▶ _COMPITO ASSEGNATO A_
Ricopia tali e quali le righe dei dati, dalla prima fino a quella che contiene "Text: 44 ft.", compresa.

++++ TESTO SELEZIONATO

Non ci vuole certo uno psicologo per capire che si trattava di forti richiami
d’attenzione da parte sua, come del resto accade spesso di
veder fare ai bambini.
A questi atteggiamenti si è aggiunto un episodio in cui egli,
del tutto involontariamente, ha fatto del male a una bimba in classe:
interagendo con una compagna di banco, inavvertitamente le ha provocato
una ferita alla mano con una matita. Lui è stato il primo a dispiacersi
dell’accaduto e già l’indomani, in segno di scuse,
ha tenuto a portarle un regalino e per tutti i giorni successivi mi raccontava
come stava la sua compagna. Ma questo episodio ha avuto conseguenze inimmaginabili
in quell’ambiente.
Alla luce di tutto quanto l’insegnante ha voluto informare la Dirigente della situazione scrivendo un verbale, e chiedendo una convocazione per la famiglia. Capirete che con mio marito siamo stati i primi ad aspettare con impazienza di poterci confrontare con l’insegnante e con la Dirigente per spiegare la situazione e trovare, insieme, la strada migliore per aiutare il bambino a superare questi problemi comportamentali e maturare un atteggiamento positivo nei confronti della scuola.
In sede di convocazione sono emersi tutti i problemi del bambino, ma
sono emersi anche altri aspetti che mi hanno inquietato fortemente. Primo
fra tutti, la questione dell’inserimento.
Cosa si intende per “inserimento”? Il Devoto-Oli c’insegna
che si tratta del “conferimento o l’acquisto di una collocazione
o partecipazione corrispondente a una specifica funzione”,
e non a caso sottolineo la parola “partecipazione”. In termini
più semplici, per un insegnante ciò deve significare
mettere tutta la propria esperienza pedagogica per creare le
condizioni più adatte tra i propri alunni a formare una classe
unita e compatta che possa maturare insieme la propria esperienza scolastica.

++++++++
++++ DATI DEL COMPITO

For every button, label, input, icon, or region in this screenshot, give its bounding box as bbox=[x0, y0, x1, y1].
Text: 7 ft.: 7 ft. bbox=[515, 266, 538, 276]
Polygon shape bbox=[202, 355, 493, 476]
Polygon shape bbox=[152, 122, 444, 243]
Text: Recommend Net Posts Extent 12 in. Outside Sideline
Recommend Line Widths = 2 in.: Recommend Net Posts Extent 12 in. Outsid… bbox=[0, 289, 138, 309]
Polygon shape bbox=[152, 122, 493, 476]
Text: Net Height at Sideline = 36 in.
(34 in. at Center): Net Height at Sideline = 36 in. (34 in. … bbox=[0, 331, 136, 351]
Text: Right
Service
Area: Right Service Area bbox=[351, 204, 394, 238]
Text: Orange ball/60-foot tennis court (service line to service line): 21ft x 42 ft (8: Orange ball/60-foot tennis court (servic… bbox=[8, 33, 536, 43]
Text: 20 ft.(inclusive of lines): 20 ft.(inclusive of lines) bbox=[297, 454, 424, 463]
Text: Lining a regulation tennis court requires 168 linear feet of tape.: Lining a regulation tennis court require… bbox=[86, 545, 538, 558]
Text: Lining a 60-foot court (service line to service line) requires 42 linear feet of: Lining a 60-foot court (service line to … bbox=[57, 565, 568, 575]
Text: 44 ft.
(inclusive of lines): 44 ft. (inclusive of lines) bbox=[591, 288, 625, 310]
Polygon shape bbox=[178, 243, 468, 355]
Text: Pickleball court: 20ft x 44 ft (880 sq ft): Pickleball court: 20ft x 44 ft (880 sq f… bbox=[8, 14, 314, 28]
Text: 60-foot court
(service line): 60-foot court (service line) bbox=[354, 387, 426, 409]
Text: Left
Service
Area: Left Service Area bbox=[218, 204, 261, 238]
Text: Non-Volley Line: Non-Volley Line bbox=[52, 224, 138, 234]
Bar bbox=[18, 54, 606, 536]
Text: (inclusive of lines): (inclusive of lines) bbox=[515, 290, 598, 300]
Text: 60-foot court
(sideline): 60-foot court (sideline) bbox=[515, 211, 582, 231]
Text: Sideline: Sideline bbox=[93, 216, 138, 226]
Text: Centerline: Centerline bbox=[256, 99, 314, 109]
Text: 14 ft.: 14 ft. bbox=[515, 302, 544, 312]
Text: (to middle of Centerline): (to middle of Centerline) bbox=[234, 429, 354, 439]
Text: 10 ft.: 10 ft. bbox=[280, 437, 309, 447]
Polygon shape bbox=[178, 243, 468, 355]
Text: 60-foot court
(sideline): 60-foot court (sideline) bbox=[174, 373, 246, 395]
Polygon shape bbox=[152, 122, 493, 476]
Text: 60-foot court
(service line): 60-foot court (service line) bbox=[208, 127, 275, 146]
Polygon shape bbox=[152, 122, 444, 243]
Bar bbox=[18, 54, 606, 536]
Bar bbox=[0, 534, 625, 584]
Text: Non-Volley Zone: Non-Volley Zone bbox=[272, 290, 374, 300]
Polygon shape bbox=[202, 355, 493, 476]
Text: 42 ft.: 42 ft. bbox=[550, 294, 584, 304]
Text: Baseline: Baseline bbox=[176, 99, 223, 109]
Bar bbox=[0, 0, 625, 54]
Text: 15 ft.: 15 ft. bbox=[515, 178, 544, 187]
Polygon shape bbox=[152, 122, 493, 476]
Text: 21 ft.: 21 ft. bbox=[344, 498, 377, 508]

++++++++

▶ _COMPITO ASSEGNATO B_
Secondo il testo selezionato, che cosa ha portato il bambino alla compagna il giorno dopo, in segno di scuse?

▶ _SOLUZIONE SVOLTA A_
For every button, label, input, icon, or region in this screenshot, give its bounding box as bbox=[x0, y0, x1, y1].
Text: 7 ft.: 7 ft. bbox=[515, 266, 538, 276]
Polygon shape bbox=[202, 355, 493, 476]
Polygon shape bbox=[152, 122, 444, 243]
Text: Recommend Net Posts Extent 12 in. Outside Sideline
Recommend Line Widths = 2 in.: Recommend Net Posts Extent 12 in. Outsid… bbox=[0, 289, 138, 309]
Polygon shape bbox=[152, 122, 493, 476]
Text: Net Height at Sideline = 36 in.
(34 in. at Center): Net Height at Sideline = 36 in. (34 in. … bbox=[0, 331, 136, 351]
Text: Right
Service
Area: Right Service Area bbox=[351, 204, 394, 238]
Text: Orange ball/60-foot tennis court (service line to service line): 21ft x 42 ft (8: Orange ball/60-foot tennis court (servic… bbox=[8, 33, 536, 43]
Text: 20 ft.(inclusive of lines): 20 ft.(inclusive of lines) bbox=[297, 454, 424, 463]
Text: Lining a regulation tennis court requires 168 linear feet of tape.: Lining a regulation tennis court require… bbox=[86, 545, 538, 558]
Text: Lining a 60-foot court (service line to service line) requires 42 linear feet of: Lining a 60-foot court (service line to … bbox=[57, 565, 568, 575]
Text: 44 ft.

▶ _SOLUZIONE SVOLTA B_
Le ha portato un regalino.